Fix postmaster's handling of a startup-process crash.

author Tom Lane <tgl@sss.pgh.pa.us>

Thu, 9 Jul 2015 17:22:22 +0000 (13:22 -0400)

committer Tom Lane <tgl@sss.pgh.pa.us>

Thu, 9 Jul 2015 17:22:22 +0000 (13:22 -0400)
author Tom Lane <tgl@sss.pgh.pa.us>
Thu, 9 Jul 2015 17:22:22 +0000 (13:22 -0400)
committer Tom Lane <tgl@sss.pgh.pa.us>
Thu, 9 Jul 2015 17:22:22 +0000 (13:22 -0400)
diff --git a/src/backend/postmaster/postmaster.c b/src/backend/postmaster/postmaster.c

index df8037b498d489648c15c1ffde8b35fd33d7c460..1bb3138a03ab0514e265edb2d792397aa9ac38cc 100644 (file)
--- a/src/backend/postmaster/postmaster.c
+++ b/src/backend/postmaster/postmaster.c
@@ -249,6 +249,17 @@ static pid_t StartupPID = 0,
                         PgStatPID = 0,
                         SysLoggerPID = 0;
  
+/* Startup process's status */
+typedef enum
+{
+       STARTUP_NOT_RUNNING,
+       STARTUP_RUNNING,
+       STARTUP_SIGNALED,                       /* we sent it a SIGQUIT or SIGKILL */
+       STARTUP_CRASHED
+} StartupStatusEnum;
+
+static StartupStatusEnum StartupStatus = STARTUP_NOT_RUNNING;
+
  /* Startup/shutdown state */
  #define                        NoShutdown              0
  #define                        SmartShutdown   1
@@ -258,7 +269,6 @@ static pid_t StartupPID = 0,
  static int     Shutdown = NoShutdown;
  
  static bool FatalError = false; /* T if recovering from backend crash */
-static bool RecoveryError = false;             /* T if WAL recovery failed */
  
  /*
   * We use a simple state machine to control startup, shutdown, and
@@ -301,8 +311,6 @@ static bool RecoveryError = false;          /* T if WAL recovery failed */
   * states, nor in PM_SHUTDOWN states (because we don't enter those states
   * when trying to recover from a crash).  It can be true in PM_STARTUP state,
   * because we don't clear it until we've successfully started WAL redo.
- * Similarly, RecoveryError means that we have crashed during recovery, and
- * should not try to restart.
   */
  typedef enum
  {
@@ -1246,6 +1254,7 @@ PostmasterMain(int argc, char *argv[])

(Region boundary data)
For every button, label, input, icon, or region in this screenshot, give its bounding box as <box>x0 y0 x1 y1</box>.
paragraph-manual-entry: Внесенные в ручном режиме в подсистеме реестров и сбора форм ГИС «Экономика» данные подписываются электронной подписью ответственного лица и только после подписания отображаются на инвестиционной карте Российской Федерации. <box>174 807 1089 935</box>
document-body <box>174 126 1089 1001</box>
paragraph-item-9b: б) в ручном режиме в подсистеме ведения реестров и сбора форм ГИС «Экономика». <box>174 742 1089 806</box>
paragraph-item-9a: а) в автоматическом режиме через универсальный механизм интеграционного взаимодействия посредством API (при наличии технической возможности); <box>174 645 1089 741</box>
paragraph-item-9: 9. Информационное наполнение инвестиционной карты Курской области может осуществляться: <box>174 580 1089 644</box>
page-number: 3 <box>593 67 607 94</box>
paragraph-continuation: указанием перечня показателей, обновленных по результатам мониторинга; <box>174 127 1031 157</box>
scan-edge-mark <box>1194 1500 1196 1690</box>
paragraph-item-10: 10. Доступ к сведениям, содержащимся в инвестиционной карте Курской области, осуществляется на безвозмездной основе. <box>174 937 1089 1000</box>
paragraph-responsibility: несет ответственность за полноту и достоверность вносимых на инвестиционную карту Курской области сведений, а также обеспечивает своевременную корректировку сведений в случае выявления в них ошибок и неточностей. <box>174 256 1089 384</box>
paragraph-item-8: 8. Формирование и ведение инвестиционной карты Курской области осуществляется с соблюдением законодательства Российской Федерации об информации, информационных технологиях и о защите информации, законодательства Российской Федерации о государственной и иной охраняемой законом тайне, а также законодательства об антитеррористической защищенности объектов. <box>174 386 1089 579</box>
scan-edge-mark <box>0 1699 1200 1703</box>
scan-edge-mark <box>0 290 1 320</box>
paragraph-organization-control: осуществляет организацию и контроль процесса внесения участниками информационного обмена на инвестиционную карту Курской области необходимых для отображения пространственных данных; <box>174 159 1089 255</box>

## REQUIRED TASK 1:
According to the comment in the commit diff, what does the STARTUP_SIGNALED status mean?
## REQUIRED TASK 2:
Copy the part of the commit diff that starts with the words containing "static bool Fa" and ends with "- * should not try to restart.".

## TASK RESPONSE 1:
We sent it a SIGQUIT or SIGKILL.

## TASK RESPONSE 2:
static bool FatalError = false; /* T if recovering from backend crash */
-static bool RecoveryError = false;             /* T if WAL recovery failed */
  
  /*
   * We use a simple state machine to control startup, shutdown, and
@@ -301,8 +311,6 @@ static bool RecoveryError = false;          /* T if WAL recovery failed */
   * states, nor in PM_SHUTDOWN states (because we don't enter those states
   * when trying to recover from a crash).  It can be true in PM_STARTUP state,
   * because we don't clear it until we've successfully started WAL redo.
- * Similarly, RecoveryError means that we have crashed during recovery, and
- * should not try to restart.